• [Exercise]
Every entry below should be transcribed exactly; pictures stay out of the copy.

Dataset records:
------------------------
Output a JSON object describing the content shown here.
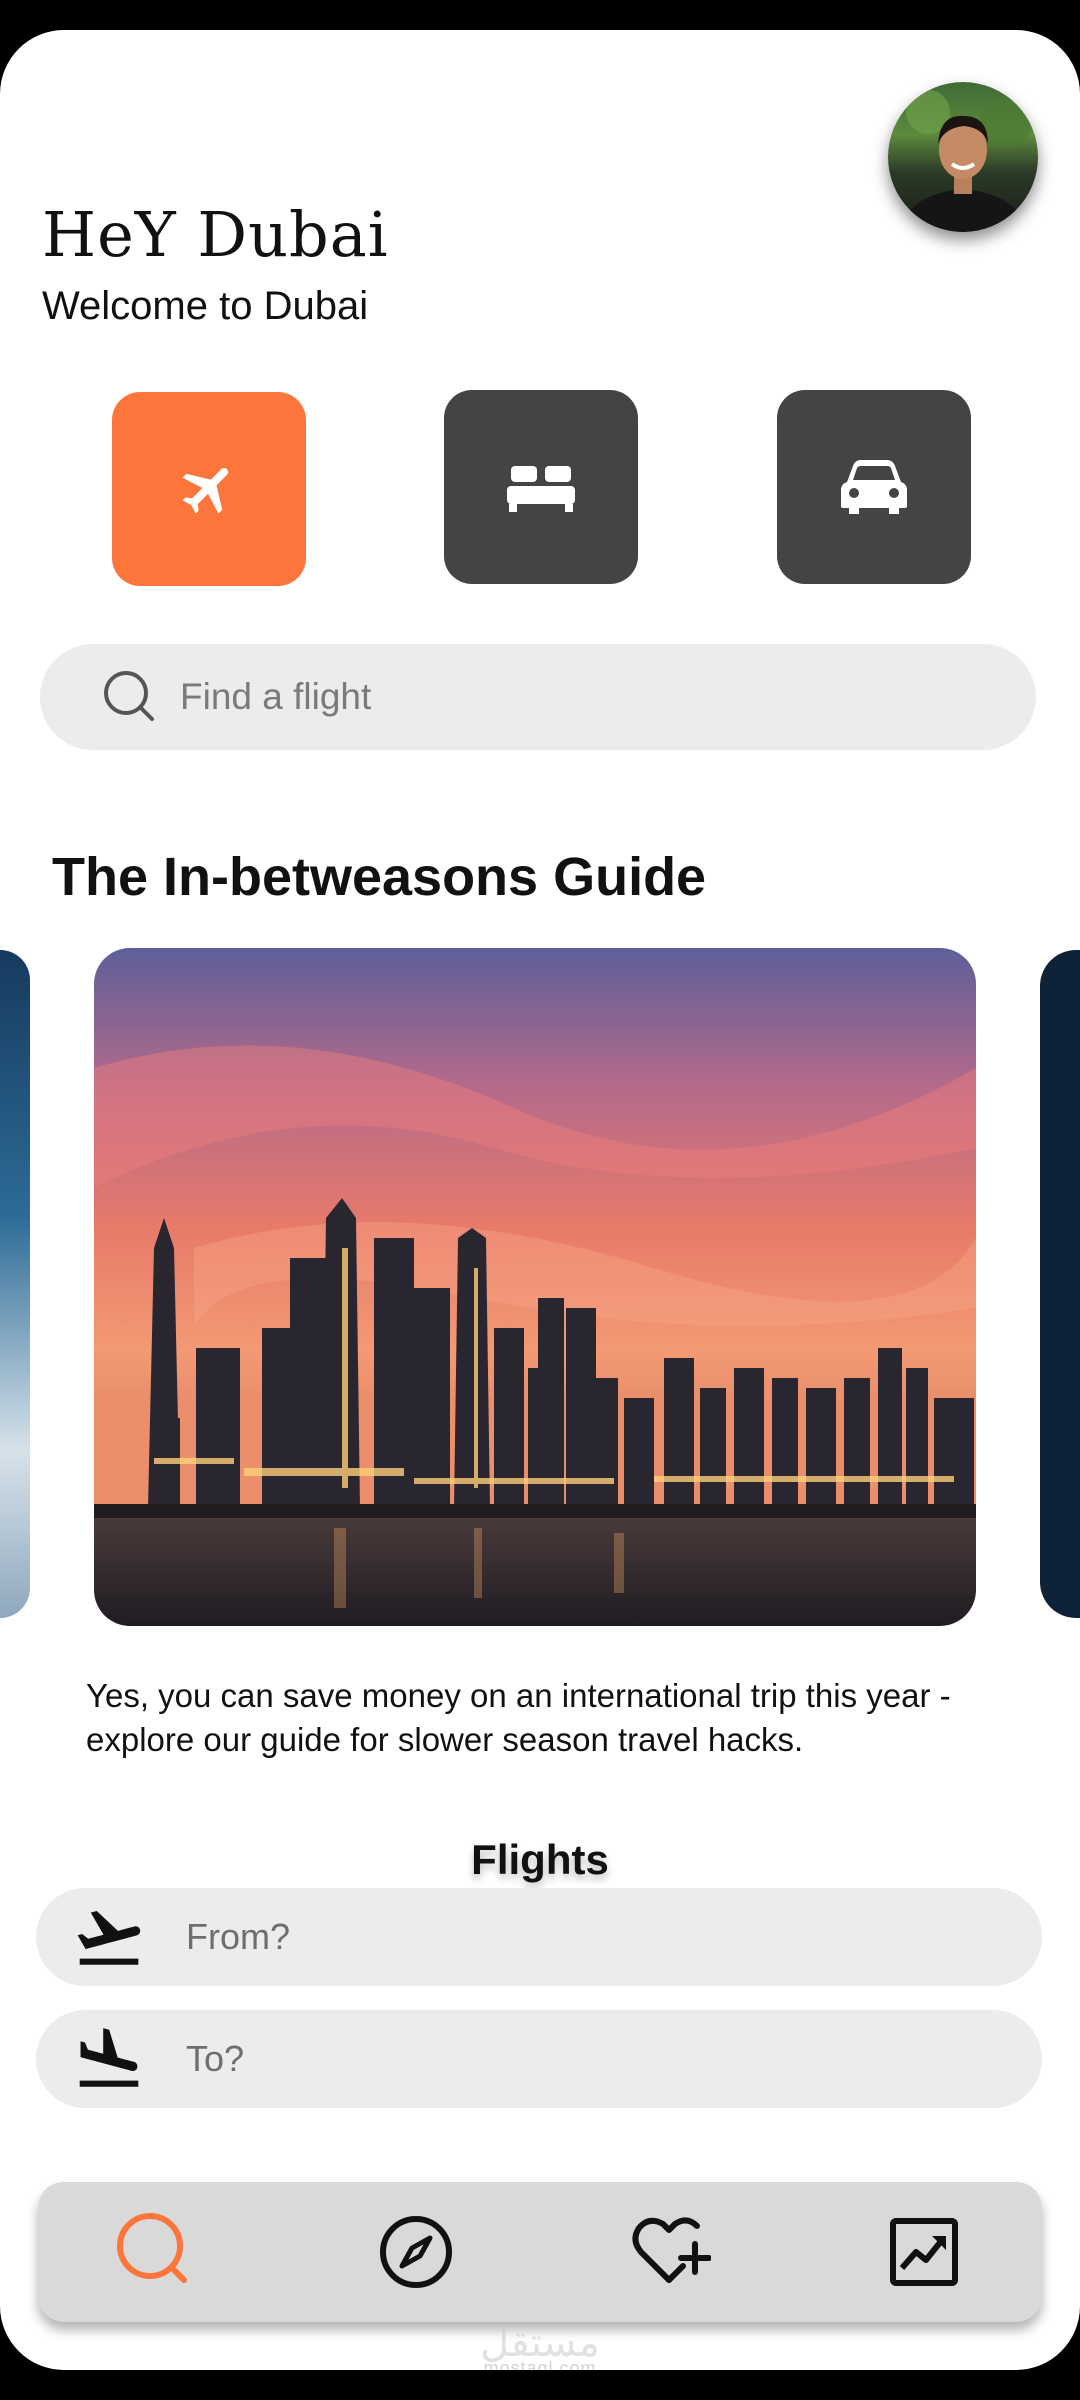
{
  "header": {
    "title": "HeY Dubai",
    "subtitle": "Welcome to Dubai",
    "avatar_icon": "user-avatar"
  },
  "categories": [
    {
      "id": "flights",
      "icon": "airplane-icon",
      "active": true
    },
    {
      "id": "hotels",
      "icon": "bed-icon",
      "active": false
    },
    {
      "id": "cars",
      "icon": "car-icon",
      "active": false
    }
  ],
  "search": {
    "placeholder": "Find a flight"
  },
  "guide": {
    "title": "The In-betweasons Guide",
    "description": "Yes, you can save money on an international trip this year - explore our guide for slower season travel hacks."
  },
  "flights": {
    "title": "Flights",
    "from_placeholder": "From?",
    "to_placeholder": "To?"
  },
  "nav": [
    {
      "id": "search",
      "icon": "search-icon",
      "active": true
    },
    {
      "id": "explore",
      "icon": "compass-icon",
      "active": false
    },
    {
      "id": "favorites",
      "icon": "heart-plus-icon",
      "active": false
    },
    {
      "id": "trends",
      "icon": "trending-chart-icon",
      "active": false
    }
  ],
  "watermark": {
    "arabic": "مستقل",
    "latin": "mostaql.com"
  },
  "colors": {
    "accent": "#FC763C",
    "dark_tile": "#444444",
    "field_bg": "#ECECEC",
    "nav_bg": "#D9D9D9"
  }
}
------------------------
• [Exercise answer]
Output a JSON object describing the content shown here.
{
  "header": {
    "title": "HeY Dubai",
    "subtitle": "Welcome to Dubai",
    "avatar_icon": "user-avatar"
  },
  "categories": [
    {
      "id": "flights",
      "icon": "airplane-icon",
      "active": true
    },
    {
      "id": "hotels",
      "icon": "bed-icon",
      "active": false
    },
    {
      "id": "cars",
      "icon": "car-icon",
      "active": false
    }
  ],
  "search": {
    "placeholder": "Find a flight"
  },
  "guide": {
    "title": "The In-betweasons Guide",
    "description": "Yes, you can save money on an international trip this year - explore our guide for slower season travel hacks."
  },
  "flights": {
    "title": "Flights",
    "from_placeholder": "From?",
    "to_placeholder": "To?"
  },
  "nav": [
    {
      "id": "search",
      "icon": "search-icon",
      "active": true
    },
    {
      "id": "explore",
      "icon": "compass-icon",
      "active": false
    },
    {
      "id": "favorites",
      "icon": "heart-plus-icon",
      "active": false
    },
    {
      "id": "trends",
      "icon": "trending-chart-icon",
      "active": false
    }
  ],
  "watermark": {
    "arabic": "مستقل",
    "latin": "mostaql.com"
  },
  "colors": {
    "accent": "#FC763C",
    "dark_tile": "#444444",
    "field_bg": "#ECECEC",
    "nav_bg": "#D9D9D9"
  }
}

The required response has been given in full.